(Collection entries)
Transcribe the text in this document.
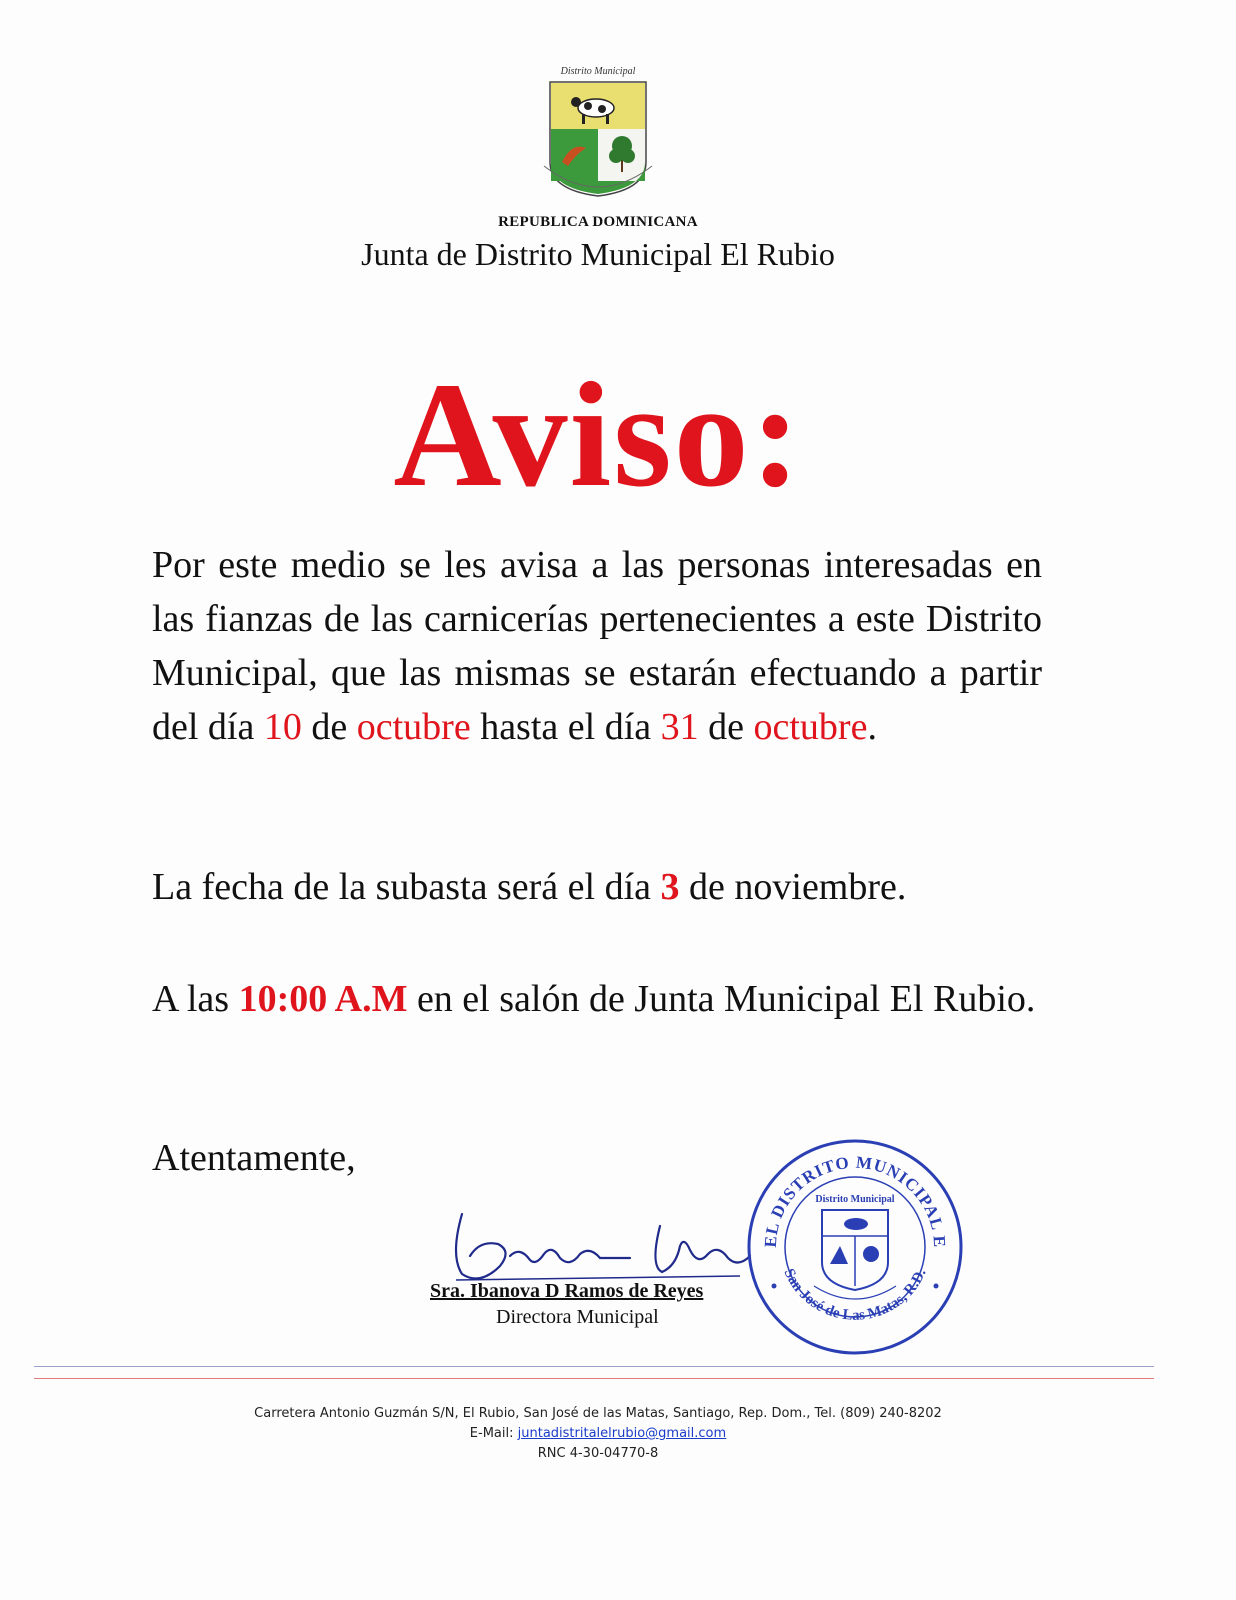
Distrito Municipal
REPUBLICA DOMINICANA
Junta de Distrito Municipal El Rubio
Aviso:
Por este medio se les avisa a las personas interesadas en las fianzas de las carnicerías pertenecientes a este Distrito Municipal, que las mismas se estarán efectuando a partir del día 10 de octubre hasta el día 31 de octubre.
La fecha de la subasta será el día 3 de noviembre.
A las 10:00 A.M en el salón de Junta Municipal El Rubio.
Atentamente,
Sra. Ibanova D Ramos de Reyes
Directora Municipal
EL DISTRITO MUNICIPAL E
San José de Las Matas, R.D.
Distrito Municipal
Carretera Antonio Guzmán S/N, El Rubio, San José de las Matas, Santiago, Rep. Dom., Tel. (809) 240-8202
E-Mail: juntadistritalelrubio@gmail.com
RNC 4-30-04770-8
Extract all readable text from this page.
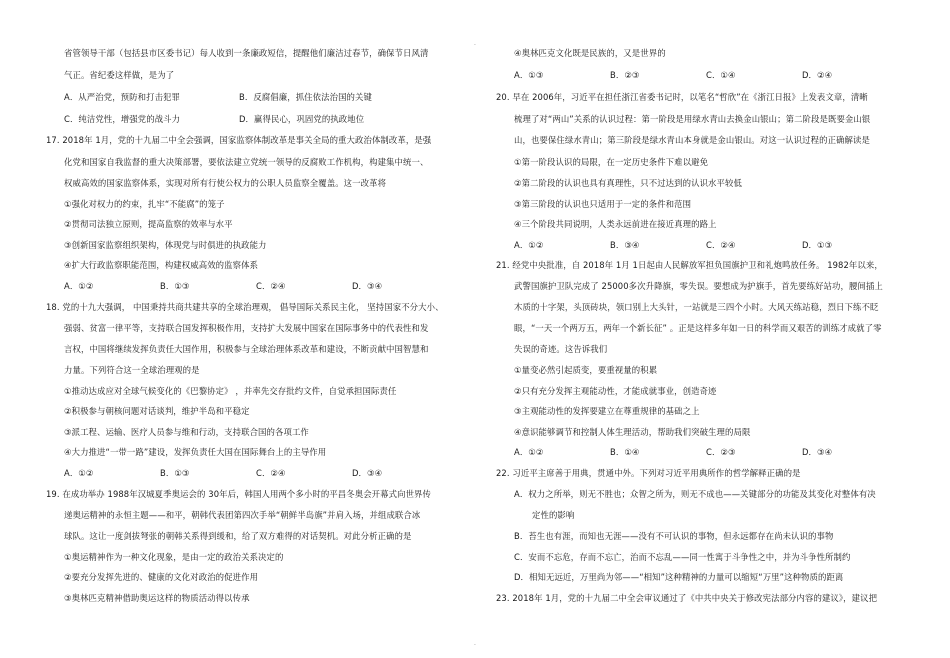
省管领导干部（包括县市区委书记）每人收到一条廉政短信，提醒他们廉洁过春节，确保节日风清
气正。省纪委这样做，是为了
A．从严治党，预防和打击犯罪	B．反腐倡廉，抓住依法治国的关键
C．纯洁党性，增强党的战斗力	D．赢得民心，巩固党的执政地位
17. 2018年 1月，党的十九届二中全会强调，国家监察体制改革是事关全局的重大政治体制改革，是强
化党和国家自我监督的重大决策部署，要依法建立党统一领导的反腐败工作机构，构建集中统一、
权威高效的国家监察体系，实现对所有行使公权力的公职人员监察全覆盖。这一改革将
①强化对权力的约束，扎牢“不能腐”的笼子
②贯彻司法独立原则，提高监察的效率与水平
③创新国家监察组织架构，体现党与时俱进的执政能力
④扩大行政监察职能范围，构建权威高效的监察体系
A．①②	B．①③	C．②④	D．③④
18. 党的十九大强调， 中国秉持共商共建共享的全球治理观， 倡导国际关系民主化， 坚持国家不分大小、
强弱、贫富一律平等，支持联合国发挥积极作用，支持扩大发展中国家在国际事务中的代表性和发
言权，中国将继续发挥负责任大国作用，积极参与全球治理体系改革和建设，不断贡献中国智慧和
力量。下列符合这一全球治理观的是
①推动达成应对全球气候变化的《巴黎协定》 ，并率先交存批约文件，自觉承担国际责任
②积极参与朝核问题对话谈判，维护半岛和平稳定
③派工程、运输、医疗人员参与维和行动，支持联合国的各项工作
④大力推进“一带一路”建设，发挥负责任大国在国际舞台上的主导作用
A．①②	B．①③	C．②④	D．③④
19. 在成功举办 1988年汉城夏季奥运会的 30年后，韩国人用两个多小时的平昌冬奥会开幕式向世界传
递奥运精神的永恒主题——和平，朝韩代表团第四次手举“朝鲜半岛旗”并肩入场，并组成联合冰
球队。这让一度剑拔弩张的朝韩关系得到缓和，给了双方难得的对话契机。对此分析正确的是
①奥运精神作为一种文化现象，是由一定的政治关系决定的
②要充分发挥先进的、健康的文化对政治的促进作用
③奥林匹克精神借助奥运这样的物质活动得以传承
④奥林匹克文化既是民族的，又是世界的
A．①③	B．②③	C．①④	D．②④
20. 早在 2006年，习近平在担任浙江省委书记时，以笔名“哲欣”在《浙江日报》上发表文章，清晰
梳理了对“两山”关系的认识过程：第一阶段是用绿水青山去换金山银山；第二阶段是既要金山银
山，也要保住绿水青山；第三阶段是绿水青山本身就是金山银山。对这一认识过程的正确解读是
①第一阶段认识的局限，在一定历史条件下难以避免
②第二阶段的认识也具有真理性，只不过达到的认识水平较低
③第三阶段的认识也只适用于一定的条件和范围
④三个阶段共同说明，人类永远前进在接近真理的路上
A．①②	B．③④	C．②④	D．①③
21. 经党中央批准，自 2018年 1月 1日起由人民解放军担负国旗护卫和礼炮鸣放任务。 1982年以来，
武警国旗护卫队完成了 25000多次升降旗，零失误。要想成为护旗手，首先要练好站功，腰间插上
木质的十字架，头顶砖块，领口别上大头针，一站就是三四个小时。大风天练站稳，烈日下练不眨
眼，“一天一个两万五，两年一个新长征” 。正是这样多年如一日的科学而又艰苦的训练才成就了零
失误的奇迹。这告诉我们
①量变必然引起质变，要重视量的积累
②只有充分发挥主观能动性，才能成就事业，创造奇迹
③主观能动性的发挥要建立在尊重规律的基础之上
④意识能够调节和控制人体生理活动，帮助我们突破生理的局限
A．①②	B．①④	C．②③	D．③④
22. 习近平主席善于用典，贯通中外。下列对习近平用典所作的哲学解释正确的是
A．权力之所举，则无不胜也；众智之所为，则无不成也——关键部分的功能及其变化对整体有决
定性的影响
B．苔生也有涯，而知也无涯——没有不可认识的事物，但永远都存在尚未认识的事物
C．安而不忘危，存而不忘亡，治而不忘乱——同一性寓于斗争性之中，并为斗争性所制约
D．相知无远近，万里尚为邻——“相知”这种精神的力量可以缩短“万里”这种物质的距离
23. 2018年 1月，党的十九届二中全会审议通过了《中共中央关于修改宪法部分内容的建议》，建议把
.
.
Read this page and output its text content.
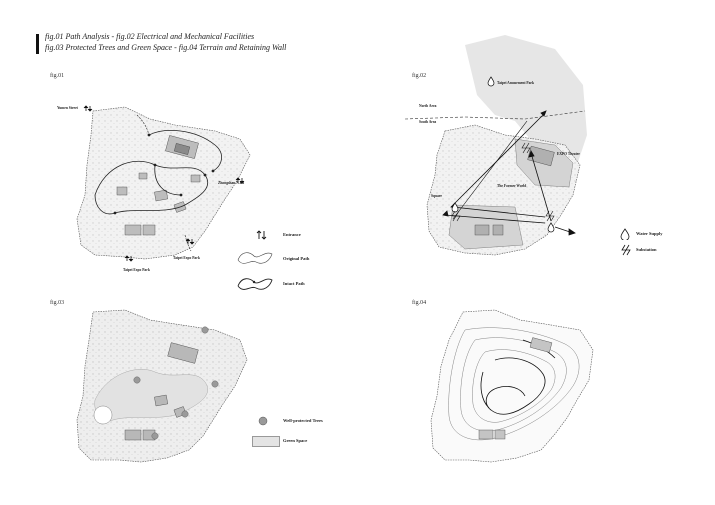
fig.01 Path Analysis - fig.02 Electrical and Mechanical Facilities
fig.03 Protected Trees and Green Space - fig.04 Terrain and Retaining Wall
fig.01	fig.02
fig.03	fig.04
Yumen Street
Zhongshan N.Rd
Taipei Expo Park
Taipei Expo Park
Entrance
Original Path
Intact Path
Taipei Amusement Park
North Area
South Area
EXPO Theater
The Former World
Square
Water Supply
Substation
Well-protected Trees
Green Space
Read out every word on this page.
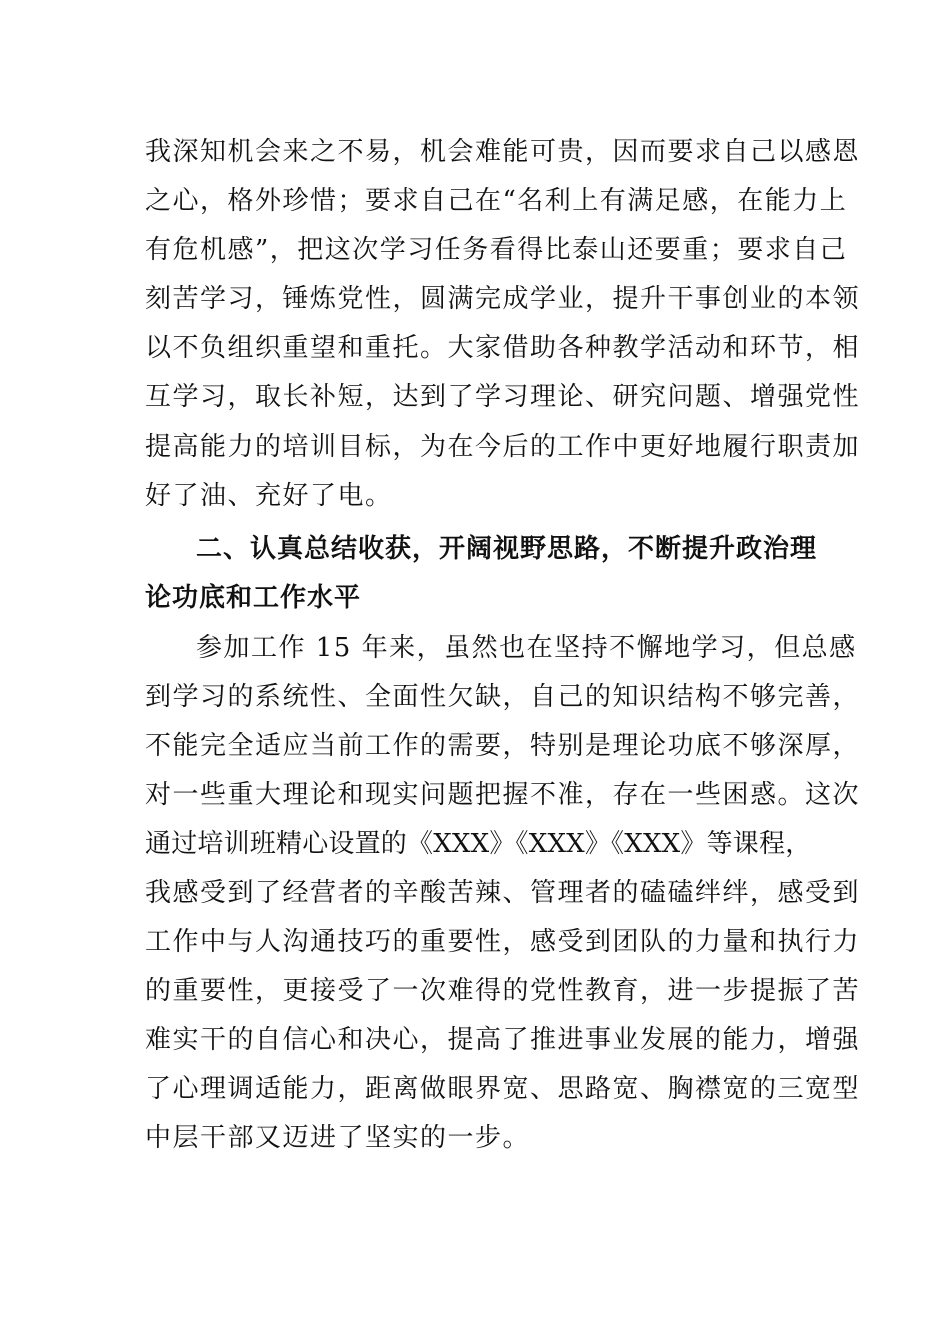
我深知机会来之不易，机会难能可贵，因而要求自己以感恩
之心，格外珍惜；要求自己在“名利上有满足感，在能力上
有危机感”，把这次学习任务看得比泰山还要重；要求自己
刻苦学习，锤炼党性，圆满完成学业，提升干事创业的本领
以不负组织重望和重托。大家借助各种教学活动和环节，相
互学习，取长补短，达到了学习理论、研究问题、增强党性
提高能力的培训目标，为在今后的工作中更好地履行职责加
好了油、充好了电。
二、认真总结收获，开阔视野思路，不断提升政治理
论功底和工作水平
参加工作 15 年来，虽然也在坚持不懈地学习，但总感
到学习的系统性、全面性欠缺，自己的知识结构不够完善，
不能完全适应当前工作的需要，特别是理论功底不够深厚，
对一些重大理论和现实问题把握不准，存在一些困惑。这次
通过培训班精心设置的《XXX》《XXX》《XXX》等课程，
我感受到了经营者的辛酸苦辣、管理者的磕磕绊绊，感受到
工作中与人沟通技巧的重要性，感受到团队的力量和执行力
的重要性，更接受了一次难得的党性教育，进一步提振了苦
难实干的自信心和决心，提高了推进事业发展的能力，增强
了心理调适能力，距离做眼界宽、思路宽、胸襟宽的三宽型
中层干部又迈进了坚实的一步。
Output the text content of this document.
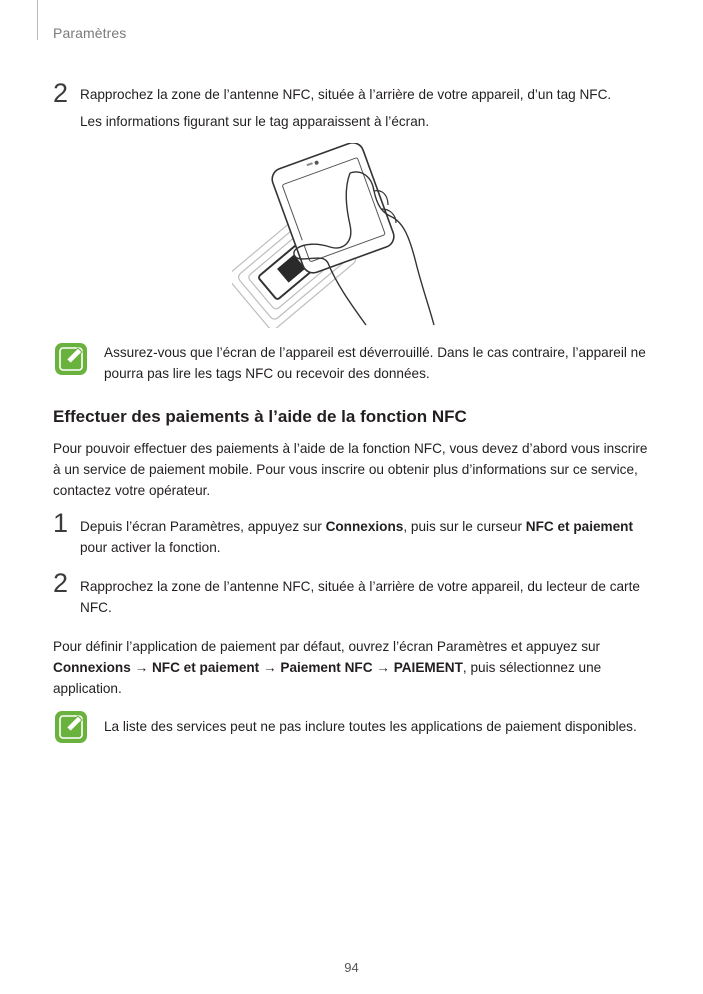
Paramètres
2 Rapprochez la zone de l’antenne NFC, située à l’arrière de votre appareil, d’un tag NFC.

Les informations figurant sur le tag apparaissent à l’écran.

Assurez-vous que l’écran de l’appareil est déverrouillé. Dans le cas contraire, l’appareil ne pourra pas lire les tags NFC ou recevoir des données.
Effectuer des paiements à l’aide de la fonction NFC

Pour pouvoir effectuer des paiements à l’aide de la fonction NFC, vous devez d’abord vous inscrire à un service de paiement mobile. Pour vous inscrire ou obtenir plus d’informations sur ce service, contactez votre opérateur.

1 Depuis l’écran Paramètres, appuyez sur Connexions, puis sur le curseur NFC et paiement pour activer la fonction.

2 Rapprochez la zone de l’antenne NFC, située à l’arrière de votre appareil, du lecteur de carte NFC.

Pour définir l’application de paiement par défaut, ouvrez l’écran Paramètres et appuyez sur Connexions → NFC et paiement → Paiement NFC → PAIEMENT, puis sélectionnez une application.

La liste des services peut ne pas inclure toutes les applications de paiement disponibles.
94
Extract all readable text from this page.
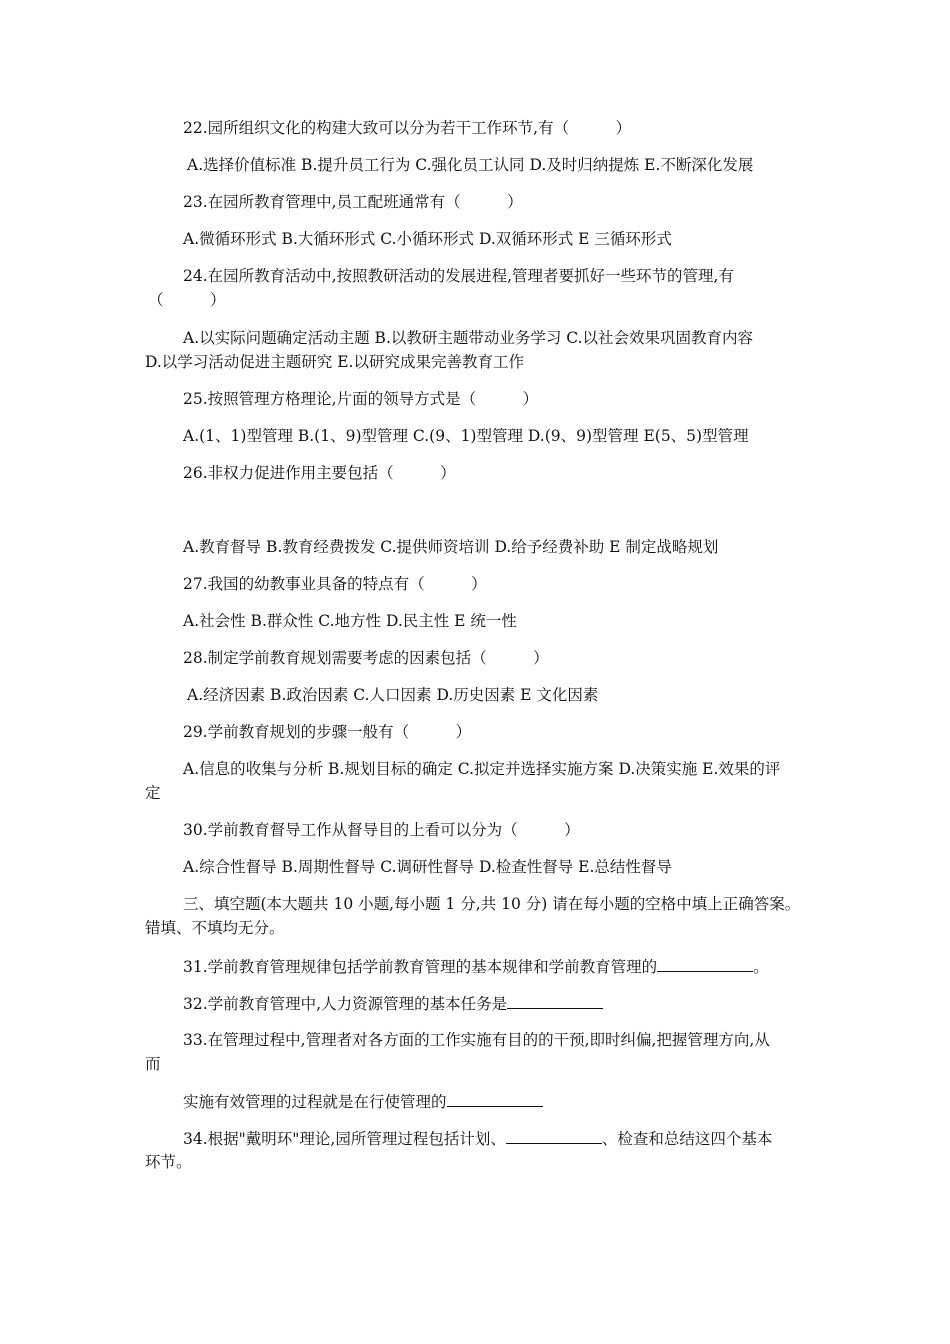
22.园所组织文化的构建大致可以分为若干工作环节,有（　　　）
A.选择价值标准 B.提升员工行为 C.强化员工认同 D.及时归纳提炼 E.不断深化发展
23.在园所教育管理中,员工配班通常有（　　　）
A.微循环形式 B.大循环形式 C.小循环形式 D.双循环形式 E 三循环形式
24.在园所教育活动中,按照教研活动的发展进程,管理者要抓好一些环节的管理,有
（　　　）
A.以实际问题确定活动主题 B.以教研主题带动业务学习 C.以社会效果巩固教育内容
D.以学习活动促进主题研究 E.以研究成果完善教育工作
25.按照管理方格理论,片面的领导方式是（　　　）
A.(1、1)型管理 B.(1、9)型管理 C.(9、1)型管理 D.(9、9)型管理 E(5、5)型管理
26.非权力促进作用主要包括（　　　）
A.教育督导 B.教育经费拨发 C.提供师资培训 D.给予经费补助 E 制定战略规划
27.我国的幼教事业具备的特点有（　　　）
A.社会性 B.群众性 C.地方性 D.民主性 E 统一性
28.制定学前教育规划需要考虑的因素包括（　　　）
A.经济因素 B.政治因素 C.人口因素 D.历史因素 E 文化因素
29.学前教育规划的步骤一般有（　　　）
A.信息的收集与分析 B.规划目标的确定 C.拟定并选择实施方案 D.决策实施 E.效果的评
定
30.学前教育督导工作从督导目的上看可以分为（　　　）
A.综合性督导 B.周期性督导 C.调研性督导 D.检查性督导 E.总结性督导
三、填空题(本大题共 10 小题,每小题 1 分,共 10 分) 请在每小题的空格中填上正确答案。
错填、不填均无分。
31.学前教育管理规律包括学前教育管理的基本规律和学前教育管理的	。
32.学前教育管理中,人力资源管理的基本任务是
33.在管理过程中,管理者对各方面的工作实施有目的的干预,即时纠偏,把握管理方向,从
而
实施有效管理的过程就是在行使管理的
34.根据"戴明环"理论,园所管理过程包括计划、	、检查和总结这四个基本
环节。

Exercise: Search the lines for the string "vous" and copy every line that has it.

Answer to the problem:
Assurez-vous que l’écran de l’appareil est déverrouillé. Dans le cas contraire, l’appareil ne pourra pas lire les tags NFC ou recevoir des données.
Pour pouvoir effectuer des paiements à l’aide de la fonction NFC, vous devez d’abord vous inscrire à un service de paiement mobile. Pour vous inscrire ou obtenir plus d’informations sur ce service, contactez votre opérateur.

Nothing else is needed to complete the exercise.